**Records shown:**
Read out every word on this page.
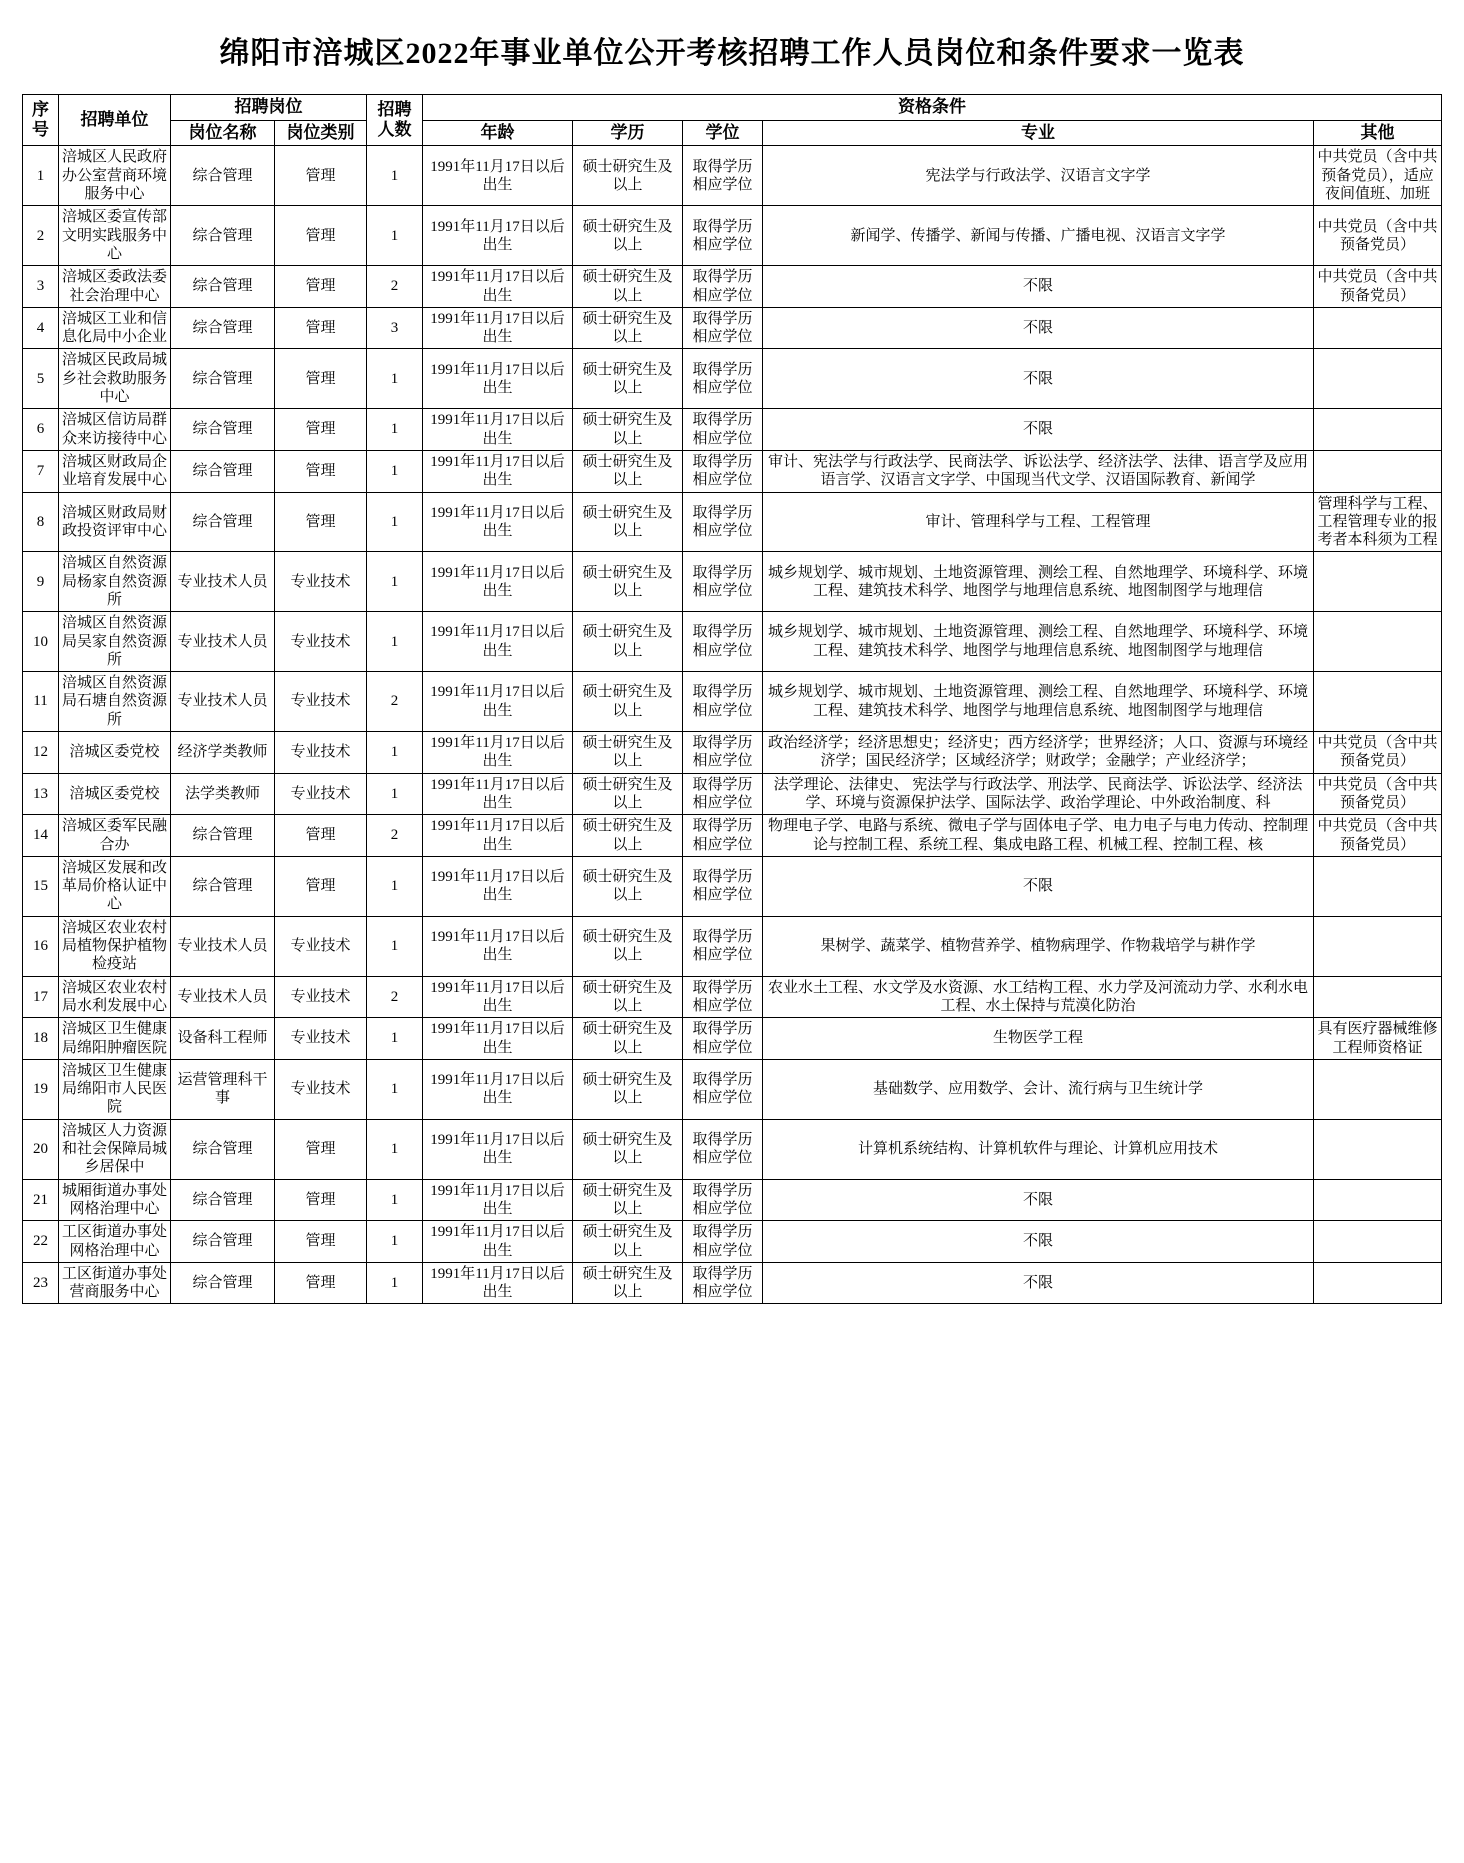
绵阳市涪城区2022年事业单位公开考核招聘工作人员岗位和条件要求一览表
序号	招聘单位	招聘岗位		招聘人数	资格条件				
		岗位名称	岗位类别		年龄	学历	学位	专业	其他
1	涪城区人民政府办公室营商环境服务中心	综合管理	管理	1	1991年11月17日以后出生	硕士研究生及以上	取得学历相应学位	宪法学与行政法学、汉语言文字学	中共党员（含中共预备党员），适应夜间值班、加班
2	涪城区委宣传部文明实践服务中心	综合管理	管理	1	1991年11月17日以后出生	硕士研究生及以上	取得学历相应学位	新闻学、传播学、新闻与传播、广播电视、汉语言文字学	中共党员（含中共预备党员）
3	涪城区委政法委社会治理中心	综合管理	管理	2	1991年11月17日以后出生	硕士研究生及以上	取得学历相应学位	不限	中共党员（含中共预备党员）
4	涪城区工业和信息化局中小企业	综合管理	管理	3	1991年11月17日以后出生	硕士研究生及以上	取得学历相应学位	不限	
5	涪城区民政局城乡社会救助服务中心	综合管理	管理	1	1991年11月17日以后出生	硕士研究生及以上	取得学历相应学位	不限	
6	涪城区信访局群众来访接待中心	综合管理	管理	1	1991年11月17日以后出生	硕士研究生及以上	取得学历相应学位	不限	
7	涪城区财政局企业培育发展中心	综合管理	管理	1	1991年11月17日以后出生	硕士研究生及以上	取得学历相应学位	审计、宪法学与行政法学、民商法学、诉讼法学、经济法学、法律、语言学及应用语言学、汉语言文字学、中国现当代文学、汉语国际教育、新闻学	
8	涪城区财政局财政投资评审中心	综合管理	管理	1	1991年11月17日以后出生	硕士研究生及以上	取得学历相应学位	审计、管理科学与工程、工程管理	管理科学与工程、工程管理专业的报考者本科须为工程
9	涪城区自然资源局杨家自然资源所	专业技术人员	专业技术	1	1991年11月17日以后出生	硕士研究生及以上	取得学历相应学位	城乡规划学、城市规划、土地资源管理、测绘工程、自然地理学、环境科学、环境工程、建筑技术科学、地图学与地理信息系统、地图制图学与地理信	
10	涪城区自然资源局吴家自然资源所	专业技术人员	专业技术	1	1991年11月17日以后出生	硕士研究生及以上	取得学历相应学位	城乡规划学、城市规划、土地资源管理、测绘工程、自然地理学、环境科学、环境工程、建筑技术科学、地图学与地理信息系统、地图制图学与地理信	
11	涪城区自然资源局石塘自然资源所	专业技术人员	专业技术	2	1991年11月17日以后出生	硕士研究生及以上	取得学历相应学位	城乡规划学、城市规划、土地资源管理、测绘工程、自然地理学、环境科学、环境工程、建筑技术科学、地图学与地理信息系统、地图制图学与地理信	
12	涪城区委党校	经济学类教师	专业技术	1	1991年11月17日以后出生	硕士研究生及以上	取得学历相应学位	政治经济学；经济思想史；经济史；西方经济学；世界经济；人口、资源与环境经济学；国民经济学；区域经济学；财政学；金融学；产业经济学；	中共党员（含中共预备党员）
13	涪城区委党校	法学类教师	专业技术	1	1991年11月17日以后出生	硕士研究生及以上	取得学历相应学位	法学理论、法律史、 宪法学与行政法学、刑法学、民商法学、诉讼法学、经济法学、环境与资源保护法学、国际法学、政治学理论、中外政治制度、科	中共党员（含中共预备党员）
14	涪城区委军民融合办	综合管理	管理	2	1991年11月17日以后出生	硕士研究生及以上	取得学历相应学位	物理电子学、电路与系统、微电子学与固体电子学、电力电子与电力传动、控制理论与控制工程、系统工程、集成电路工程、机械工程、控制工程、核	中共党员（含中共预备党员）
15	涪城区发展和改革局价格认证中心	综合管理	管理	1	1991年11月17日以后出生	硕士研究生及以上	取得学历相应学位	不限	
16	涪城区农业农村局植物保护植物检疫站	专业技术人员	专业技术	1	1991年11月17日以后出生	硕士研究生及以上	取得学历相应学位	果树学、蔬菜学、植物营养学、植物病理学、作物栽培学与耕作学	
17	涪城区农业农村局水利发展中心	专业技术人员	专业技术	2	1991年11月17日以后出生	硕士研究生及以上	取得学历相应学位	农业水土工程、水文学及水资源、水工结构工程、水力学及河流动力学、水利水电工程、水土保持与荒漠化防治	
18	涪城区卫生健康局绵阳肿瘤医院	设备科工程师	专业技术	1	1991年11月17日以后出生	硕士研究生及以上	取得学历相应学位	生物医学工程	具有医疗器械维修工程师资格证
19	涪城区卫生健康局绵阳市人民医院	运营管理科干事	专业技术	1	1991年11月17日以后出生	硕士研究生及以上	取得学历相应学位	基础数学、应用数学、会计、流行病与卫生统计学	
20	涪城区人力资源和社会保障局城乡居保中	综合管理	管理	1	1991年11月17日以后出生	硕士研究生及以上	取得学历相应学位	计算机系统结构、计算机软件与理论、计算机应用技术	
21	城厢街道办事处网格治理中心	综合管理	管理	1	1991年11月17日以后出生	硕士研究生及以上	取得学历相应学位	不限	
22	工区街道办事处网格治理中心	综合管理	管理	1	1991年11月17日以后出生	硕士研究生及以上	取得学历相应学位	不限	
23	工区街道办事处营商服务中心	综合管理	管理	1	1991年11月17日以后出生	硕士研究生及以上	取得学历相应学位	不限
==
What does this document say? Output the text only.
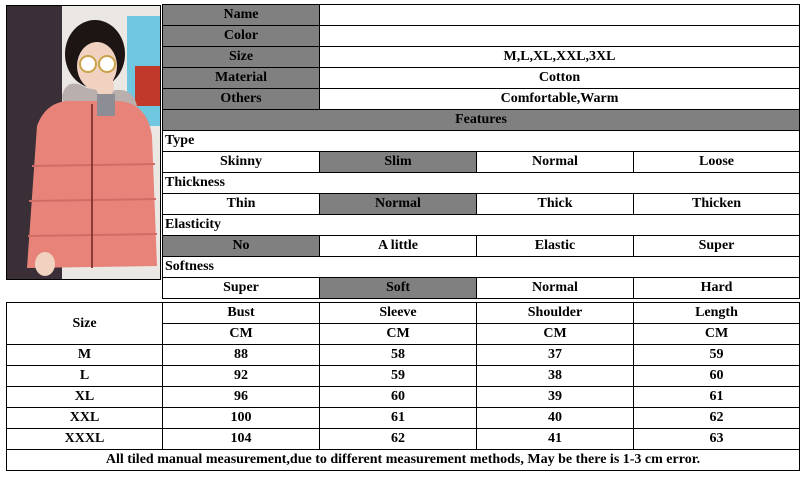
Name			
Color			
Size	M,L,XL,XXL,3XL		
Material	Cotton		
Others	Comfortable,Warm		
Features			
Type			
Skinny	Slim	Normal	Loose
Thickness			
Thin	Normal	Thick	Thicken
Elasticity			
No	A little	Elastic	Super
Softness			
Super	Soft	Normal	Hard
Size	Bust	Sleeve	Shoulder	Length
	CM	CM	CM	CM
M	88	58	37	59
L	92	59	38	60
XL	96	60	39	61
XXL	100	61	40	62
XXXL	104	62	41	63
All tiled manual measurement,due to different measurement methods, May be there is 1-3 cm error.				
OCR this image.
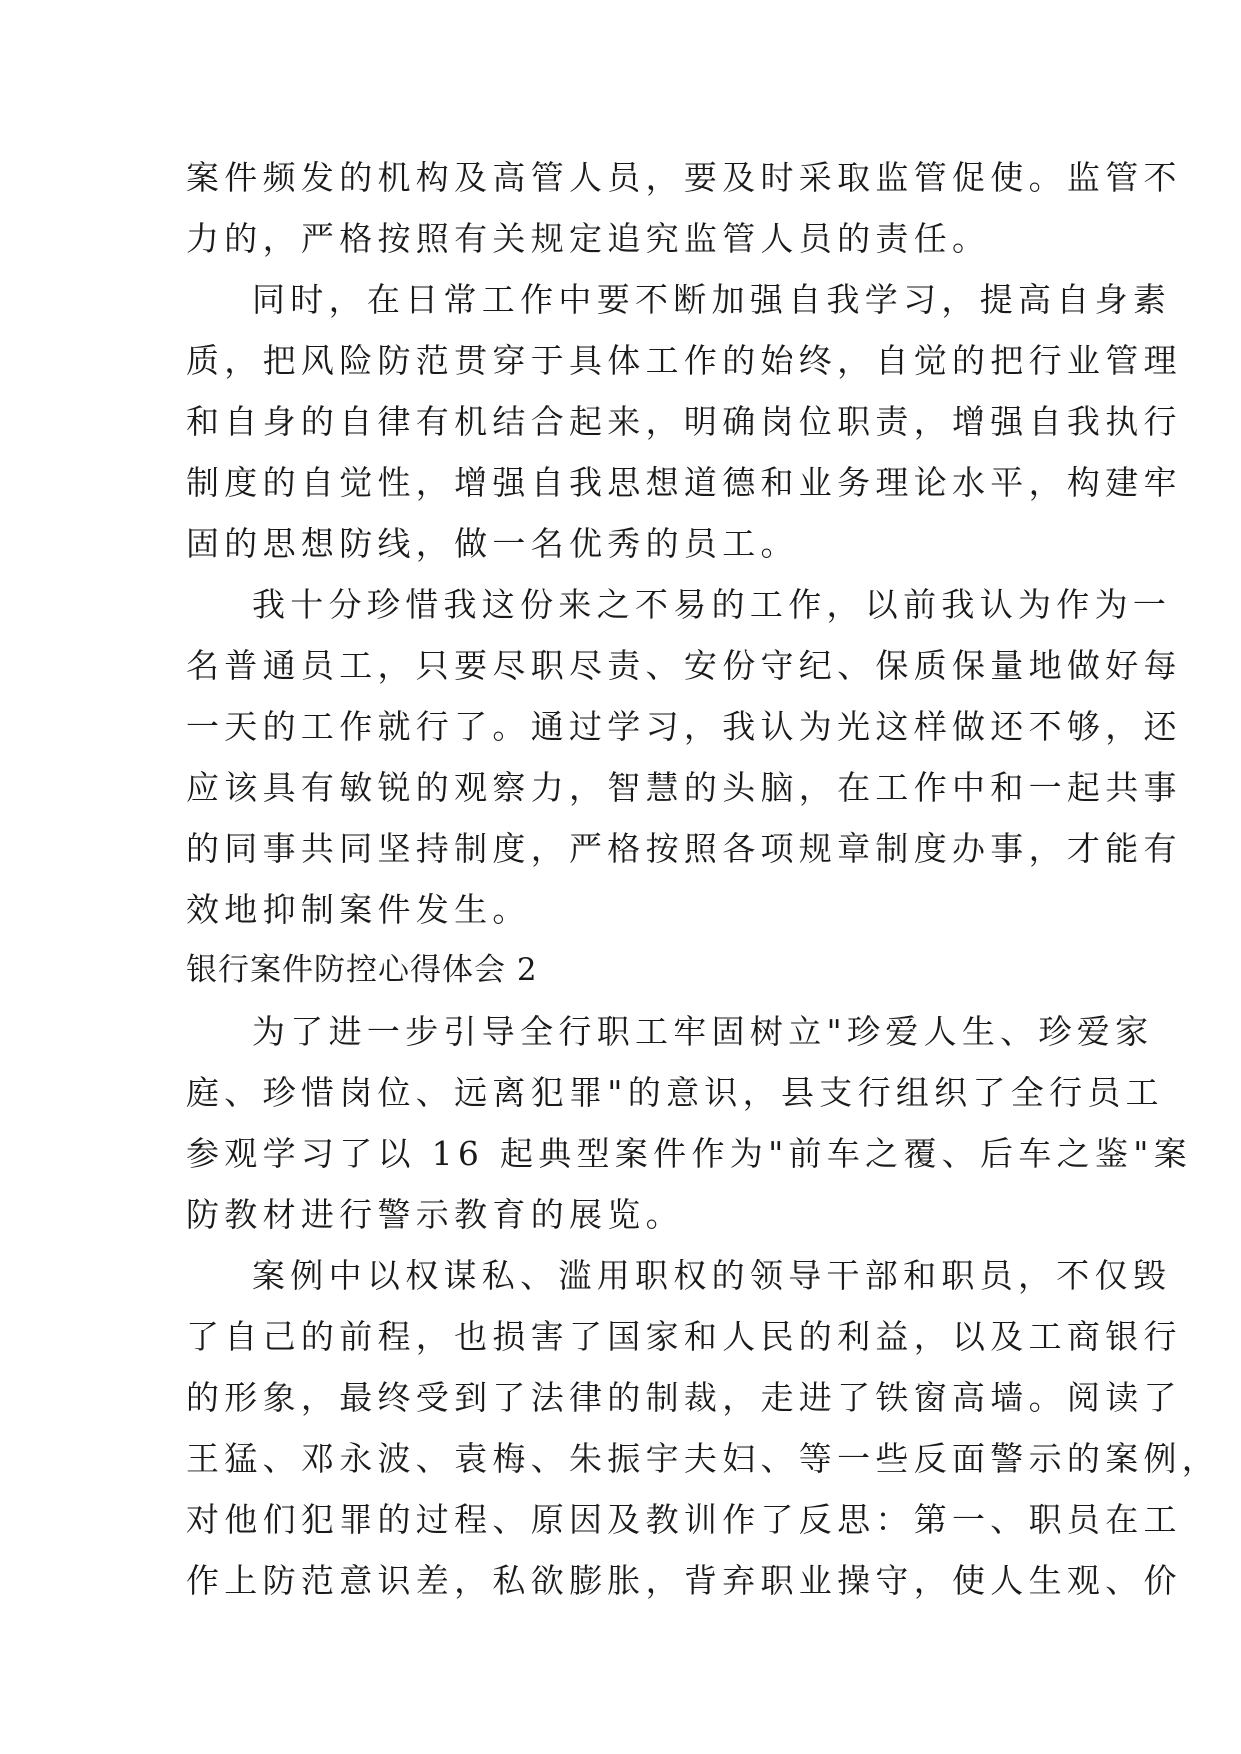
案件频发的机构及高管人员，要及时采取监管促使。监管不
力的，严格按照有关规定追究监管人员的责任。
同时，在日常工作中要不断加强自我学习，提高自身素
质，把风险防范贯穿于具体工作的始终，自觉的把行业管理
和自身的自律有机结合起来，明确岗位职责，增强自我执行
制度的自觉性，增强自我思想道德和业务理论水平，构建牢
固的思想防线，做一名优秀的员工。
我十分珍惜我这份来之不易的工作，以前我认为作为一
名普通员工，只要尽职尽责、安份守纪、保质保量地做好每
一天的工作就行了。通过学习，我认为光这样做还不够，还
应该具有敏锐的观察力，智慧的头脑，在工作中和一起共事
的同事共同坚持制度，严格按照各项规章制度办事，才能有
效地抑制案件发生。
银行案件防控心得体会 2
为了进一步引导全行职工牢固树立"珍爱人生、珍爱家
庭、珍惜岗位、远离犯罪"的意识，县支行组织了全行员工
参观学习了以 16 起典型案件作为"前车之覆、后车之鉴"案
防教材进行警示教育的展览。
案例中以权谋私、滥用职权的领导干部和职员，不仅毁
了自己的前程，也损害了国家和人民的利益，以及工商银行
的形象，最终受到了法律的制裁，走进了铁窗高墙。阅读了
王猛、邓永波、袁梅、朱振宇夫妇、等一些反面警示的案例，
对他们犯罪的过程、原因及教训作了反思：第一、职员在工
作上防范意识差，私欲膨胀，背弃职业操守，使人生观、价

**What you have to do:** Report only how many lines in the entries contain "Normal".

**Output for this task:** 3